◆ Stored data ◆
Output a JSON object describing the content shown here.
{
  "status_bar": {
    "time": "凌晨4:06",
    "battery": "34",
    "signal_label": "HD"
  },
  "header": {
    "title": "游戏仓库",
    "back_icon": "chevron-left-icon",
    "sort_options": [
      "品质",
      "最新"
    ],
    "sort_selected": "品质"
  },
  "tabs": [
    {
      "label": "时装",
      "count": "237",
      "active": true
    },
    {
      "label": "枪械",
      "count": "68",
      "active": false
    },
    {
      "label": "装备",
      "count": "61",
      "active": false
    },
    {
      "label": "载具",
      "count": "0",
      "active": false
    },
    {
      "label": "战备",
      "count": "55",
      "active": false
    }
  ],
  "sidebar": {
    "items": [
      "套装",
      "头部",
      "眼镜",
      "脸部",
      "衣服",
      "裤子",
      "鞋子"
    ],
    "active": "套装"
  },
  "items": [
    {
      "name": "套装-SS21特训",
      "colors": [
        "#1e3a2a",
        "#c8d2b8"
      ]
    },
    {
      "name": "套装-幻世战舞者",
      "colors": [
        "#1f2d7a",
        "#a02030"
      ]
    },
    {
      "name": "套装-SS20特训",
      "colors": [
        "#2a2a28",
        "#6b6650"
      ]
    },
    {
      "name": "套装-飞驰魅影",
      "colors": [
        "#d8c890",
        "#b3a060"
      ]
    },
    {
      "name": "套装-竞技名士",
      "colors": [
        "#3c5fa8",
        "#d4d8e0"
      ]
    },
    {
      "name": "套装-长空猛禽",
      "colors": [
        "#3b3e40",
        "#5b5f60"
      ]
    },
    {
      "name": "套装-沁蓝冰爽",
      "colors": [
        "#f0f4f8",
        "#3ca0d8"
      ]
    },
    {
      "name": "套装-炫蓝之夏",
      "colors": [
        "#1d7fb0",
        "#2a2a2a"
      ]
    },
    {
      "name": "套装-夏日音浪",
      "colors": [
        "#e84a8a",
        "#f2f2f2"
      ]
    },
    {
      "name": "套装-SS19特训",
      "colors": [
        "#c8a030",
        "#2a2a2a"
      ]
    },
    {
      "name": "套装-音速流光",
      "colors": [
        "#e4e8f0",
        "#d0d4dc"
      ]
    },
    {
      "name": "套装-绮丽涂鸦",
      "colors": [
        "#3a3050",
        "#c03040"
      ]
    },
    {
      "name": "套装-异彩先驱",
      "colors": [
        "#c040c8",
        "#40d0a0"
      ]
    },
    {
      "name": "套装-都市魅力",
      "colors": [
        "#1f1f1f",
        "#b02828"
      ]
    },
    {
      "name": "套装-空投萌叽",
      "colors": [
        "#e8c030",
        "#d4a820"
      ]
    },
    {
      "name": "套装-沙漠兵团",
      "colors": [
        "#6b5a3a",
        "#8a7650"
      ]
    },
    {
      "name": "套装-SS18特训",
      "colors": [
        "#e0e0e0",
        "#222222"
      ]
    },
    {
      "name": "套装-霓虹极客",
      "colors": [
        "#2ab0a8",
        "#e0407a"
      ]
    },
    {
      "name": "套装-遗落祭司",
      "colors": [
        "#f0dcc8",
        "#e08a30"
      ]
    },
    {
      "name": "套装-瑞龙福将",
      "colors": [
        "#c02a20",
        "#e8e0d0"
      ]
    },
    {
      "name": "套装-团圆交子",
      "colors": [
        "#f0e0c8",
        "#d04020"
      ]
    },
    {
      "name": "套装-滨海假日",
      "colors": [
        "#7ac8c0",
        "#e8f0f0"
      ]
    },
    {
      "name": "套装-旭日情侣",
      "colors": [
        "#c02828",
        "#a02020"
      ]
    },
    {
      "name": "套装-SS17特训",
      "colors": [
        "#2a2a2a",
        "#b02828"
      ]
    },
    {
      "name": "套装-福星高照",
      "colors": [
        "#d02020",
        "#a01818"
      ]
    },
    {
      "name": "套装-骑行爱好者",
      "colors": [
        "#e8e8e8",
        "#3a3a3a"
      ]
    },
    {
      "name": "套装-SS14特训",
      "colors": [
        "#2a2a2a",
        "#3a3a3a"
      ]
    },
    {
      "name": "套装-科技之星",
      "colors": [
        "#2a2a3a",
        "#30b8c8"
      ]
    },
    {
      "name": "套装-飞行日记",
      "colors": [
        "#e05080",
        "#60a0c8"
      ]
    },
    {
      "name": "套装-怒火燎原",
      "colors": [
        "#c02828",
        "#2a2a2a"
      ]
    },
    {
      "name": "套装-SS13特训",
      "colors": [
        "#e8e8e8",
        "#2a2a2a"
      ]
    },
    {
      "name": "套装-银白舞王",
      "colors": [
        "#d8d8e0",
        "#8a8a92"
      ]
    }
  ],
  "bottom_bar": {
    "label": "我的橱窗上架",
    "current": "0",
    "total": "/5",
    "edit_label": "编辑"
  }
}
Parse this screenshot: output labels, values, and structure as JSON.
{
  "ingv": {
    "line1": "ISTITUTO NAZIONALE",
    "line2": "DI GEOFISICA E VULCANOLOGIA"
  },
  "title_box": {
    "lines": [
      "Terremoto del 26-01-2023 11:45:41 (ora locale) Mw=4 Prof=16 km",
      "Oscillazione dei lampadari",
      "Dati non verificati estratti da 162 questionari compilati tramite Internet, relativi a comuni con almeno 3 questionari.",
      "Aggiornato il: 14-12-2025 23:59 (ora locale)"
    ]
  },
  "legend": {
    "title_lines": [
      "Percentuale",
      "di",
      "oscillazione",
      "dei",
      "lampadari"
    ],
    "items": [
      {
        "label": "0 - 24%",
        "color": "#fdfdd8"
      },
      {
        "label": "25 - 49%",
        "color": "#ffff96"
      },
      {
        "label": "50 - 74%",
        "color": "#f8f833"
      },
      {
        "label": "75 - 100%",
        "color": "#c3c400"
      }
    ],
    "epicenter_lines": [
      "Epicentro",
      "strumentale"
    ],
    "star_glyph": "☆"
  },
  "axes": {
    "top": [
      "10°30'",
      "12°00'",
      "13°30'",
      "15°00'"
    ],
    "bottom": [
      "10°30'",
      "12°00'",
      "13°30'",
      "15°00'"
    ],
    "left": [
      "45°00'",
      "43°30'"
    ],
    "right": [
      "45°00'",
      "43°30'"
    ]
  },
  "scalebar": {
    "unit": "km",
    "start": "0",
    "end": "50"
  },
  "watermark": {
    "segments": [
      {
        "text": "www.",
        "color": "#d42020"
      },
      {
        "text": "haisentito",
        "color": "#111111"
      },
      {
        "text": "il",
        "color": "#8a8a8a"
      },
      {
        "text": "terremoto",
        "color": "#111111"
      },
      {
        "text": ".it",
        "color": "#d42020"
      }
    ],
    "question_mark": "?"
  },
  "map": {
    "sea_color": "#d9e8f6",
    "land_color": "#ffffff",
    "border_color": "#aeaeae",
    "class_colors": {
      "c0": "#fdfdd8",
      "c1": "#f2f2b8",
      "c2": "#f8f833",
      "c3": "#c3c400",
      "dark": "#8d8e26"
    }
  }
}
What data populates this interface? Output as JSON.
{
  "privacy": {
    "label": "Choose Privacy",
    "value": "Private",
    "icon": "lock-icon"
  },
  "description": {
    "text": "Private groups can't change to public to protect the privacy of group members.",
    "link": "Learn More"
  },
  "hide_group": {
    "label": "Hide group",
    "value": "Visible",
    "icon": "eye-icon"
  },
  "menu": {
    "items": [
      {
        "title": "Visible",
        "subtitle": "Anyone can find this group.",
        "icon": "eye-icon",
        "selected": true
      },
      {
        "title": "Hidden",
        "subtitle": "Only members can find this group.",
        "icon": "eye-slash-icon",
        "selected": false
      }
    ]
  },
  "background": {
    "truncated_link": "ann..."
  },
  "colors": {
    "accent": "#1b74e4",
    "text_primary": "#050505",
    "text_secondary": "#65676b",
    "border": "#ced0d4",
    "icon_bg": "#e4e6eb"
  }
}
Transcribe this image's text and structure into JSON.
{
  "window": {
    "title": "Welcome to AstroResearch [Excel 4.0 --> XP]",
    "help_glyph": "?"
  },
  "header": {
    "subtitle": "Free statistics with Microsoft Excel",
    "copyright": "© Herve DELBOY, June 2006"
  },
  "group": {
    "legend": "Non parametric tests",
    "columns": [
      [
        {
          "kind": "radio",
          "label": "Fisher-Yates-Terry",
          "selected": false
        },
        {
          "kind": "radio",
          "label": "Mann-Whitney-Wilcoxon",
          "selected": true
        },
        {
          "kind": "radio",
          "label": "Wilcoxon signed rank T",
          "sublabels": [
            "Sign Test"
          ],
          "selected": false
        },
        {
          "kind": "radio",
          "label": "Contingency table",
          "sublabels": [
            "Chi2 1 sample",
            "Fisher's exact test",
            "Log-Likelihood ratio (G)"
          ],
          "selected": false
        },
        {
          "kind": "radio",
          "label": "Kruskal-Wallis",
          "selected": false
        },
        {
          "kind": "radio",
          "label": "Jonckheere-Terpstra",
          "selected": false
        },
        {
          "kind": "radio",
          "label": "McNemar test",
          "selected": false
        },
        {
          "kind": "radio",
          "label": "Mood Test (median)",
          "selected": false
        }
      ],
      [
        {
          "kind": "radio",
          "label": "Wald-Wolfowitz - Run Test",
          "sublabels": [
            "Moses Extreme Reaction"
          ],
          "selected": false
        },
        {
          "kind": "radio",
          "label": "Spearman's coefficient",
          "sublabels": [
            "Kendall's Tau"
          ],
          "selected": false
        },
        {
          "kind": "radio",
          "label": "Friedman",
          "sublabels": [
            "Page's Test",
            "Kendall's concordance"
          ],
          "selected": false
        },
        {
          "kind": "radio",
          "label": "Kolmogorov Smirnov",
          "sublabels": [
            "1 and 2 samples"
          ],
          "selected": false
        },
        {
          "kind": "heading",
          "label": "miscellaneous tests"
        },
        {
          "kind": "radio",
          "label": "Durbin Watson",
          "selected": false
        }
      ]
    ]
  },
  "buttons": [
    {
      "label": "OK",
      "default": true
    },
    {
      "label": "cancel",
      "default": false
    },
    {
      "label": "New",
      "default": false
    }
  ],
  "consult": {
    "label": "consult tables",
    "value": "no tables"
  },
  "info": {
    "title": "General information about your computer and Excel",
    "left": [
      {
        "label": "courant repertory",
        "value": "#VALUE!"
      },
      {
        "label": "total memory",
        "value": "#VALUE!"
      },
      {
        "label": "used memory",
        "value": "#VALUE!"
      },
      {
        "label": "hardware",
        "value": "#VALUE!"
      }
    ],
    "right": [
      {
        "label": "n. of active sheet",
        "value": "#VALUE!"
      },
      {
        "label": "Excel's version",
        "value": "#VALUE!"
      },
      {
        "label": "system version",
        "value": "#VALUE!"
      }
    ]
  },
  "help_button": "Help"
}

◆ Work to be completed ◆
Only lines with the string "legend" belong in your answer; copy each one.

◆ Solution to this problem ◆
  "legend": {
    "legend": "Non parametric tests",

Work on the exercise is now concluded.